Stated problem: Produce an exact copy of all the records.

Input material:
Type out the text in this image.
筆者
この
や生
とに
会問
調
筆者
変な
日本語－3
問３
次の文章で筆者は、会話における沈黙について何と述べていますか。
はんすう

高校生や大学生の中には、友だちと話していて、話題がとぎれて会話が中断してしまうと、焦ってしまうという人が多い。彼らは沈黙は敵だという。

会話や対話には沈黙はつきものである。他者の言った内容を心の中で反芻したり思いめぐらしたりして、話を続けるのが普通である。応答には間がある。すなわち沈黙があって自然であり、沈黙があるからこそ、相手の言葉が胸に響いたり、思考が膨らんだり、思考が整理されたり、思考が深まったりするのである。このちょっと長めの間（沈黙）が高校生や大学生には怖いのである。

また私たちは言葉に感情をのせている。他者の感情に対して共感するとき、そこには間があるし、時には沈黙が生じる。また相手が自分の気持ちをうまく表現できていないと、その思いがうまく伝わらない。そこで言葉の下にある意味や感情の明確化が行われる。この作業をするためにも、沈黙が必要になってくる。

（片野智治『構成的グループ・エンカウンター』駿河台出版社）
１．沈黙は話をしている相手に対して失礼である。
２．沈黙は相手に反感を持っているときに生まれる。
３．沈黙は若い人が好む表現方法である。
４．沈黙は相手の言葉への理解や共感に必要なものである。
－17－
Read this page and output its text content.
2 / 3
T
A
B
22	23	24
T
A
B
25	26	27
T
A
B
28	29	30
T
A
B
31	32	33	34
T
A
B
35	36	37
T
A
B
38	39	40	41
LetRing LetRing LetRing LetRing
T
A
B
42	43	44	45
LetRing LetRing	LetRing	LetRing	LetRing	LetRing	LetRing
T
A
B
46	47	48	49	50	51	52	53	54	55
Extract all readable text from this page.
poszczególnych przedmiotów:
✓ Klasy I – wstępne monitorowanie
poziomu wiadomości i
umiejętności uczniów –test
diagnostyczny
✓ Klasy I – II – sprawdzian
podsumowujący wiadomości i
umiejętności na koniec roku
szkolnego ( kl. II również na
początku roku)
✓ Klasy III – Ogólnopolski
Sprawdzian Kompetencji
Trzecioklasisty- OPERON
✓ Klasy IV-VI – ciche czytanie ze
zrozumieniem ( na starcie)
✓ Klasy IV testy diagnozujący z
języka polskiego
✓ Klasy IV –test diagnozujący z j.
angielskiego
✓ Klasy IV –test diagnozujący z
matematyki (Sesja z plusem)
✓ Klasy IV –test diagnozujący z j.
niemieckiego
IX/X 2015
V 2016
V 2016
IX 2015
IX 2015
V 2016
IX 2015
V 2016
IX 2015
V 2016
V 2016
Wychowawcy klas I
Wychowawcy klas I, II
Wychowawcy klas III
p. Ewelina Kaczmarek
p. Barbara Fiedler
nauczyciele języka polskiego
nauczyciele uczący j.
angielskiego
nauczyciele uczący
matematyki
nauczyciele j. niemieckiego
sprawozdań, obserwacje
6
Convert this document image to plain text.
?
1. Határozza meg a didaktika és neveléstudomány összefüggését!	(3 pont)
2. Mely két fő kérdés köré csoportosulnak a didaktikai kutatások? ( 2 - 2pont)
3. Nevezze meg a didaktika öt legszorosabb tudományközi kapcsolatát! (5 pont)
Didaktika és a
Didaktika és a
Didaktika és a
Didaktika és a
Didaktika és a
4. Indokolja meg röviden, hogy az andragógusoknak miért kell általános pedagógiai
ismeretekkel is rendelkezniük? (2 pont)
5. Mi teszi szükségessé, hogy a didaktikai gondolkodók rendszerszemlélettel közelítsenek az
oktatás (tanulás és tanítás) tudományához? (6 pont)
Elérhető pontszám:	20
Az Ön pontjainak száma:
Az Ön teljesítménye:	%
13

The answer:
Type out the text in this image.
筆者
この
や生
とに
会問
調
筆者
変な
日本語－3
問３
次の文章で筆者は、会話における沈黙について何と述べていますか。
はんすう

高校生や大学生の中には、友だちと話していて、話題がとぎれて会話が中断してしまうと、焦ってしまうという人が多い。彼らは沈黙は敵だという。

会話や対話には沈黙はつきものである。他者の言った内容を心の中で反芻したり思いめぐらしたりして、話を続けるのが普通である。応答には間がある。すなわち沈黙があって自然であり、沈黙があるからこそ、相手の言葉が胸に響いたり、思考が膨らんだり、思考が整理されたり、思考が深まったりするのである。このちょっと長めの間（沈黙）が高校生や大学生には怖いのである。

また私たちは言葉に感情をのせている。他者の感情に対して共感するとき、そこには間があるし、時には沈黙が生じる。また相手が自分の気持ちをうまく表現できていないと、その思いがうまく伝わらない。そこで言葉の下にある意味や感情の明確化が行われる。この作業をするためにも、沈黙が必要になってくる。

（片野智治『構成的グループ・エンカウンター』駿河台出版社）
１．沈黙は話をしている相手に対して失礼である。
２．沈黙は相手に反感を持っているときに生まれる。
３．沈黙は若い人が好む表現方法である。
４．沈黙は相手の言葉への理解や共感に必要なものである。
－17－
Read this page and output its text content.
2 / 3
T
A
B
22	23	24
T
A
B
25	26	27
T
A
B
28	29	30
T
A
B
31	32	33	34
T
A
B
35	36	37
T
A
B
38	39	40	41
LetRing LetRing LetRing LetRing
T
A
B
42	43	44	45
LetRing LetRing	LetRing	LetRing	LetRing	LetRing	LetRing
T
A
B
46	47	48	49	50	51	52	53	54	55
Extract all readable text from this page.
poszczególnych przedmiotów:
✓ Klasy I – wstępne monitorowanie
poziomu wiadomości i
umiejętności uczniów –test
diagnostyczny
✓ Klasy I – II – sprawdzian
podsumowujący wiadomości i
umiejętności na koniec roku
szkolnego ( kl. II również na
początku roku)
✓ Klasy III – Ogólnopolski
Sprawdzian Kompetencji
Trzecioklasisty- OPERON
✓ Klasy IV-VI – ciche czytanie ze
zrozumieniem ( na starcie)
✓ Klasy IV testy diagnozujący z
języka polskiego
✓ Klasy IV –test diagnozujący z j.
angielskiego
✓ Klasy IV –test diagnozujący z
matematyki (Sesja z plusem)
✓ Klasy IV –test diagnozujący z j.
niemieckiego
IX/X 2015
V 2016
V 2016
IX 2015
IX 2015
V 2016
IX 2015
V 2016
IX 2015
V 2016
V 2016
Wychowawcy klas I
Wychowawcy klas I, II
Wychowawcy klas III
p. Ewelina Kaczmarek
p. Barbara Fiedler
nauczyciele języka polskiego
nauczyciele uczący j.
angielskiego
nauczyciele uczący
matematyki
nauczyciele j. niemieckiego
sprawozdań, obserwacje
6
Convert this document image to plain text.
?
1. Határozza meg a didaktika és neveléstudomány összefüggését!	(3 pont)
2. Mely két fő kérdés köré csoportosulnak a didaktikai kutatások? ( 2 - 2pont)
3. Nevezze meg a didaktika öt legszorosabb tudományközi kapcsolatát! (5 pont)
Didaktika és a
Didaktika és a
Didaktika és a
Didaktika és a
Didaktika és a
4. Indokolja meg röviden, hogy az andragógusoknak miért kell általános pedagógiai
ismeretekkel is rendelkezniük? (2 pont)
5. Mi teszi szükségessé, hogy a didaktikai gondolkodók rendszerszemlélettel közelítsenek az
oktatás (tanulás és tanítás) tudományához? (6 pont)
Elérhető pontszám:	20
Az Ön pontjainak száma:
Az Ön teljesítménye:	%
13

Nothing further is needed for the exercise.